Exercise description:
Restate all the material verbatim, except for the pictures.

(Data items)
+ + + + + + +

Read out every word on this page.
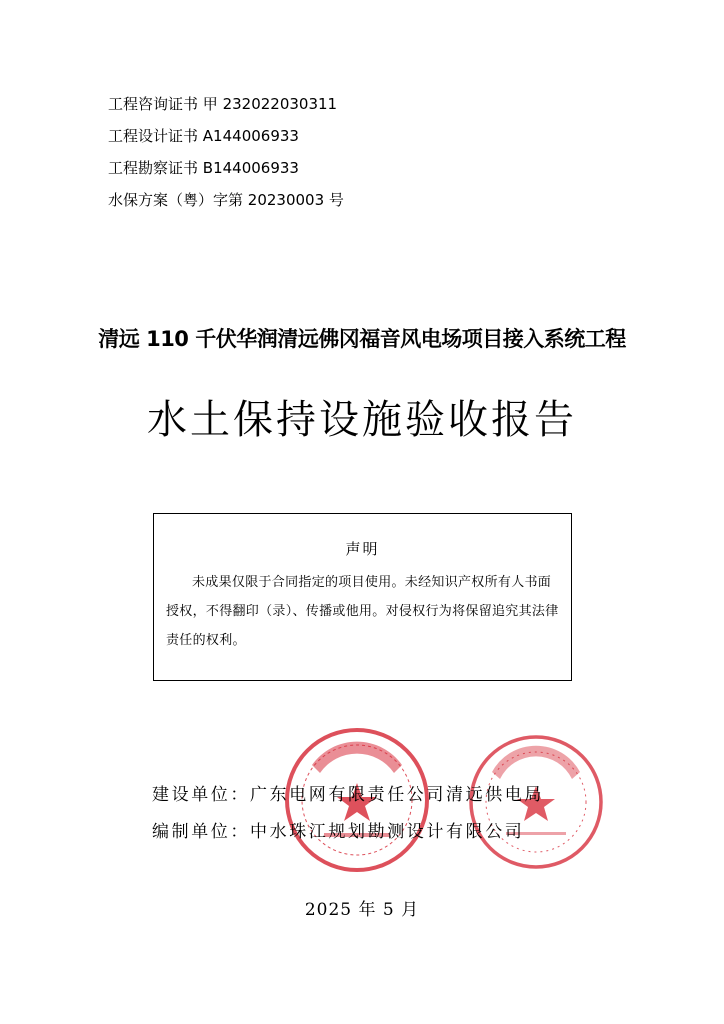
工程咨询证书 甲 232022030311
工程设计证书 A144006933
工程勘察证书 B144006933
水保方案（粤）字第 20230003 号
清远 110 千伏华润清远佛冈福音风电场项目接入系统工程
水土保持设施验收报告
声明
未成果仅限于合同指定的项目使用。未经知识产权所有人书面授权，不得翻印（录）、传播或他用。对侵权行为将保留追究其法律责任的权利。
建设单位：广东电网有限责任公司清远供电局
编制单位：中水珠江规划勘测设计有限公司
2025 年 5 月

+ + + + + + +

Result for this exercise:
Read out every word on this page.
工程咨询证书 甲 232022030311
工程设计证书 A144006933
工程勘察证书 B144006933
水保方案（粤）字第 20230003 号
清远 110 千伏华润清远佛冈福音风电场项目接入系统工程
水土保持设施验收报告
声明
未成果仅限于合同指定的项目使用。未经知识产权所有人书面授权，不得翻印（录）、传播或他用。对侵权行为将保留追究其法律责任的权利。
建设单位：广东电网有限责任公司清远供电局
编制单位：中水珠江规划勘测设计有限公司
2025 年 5 月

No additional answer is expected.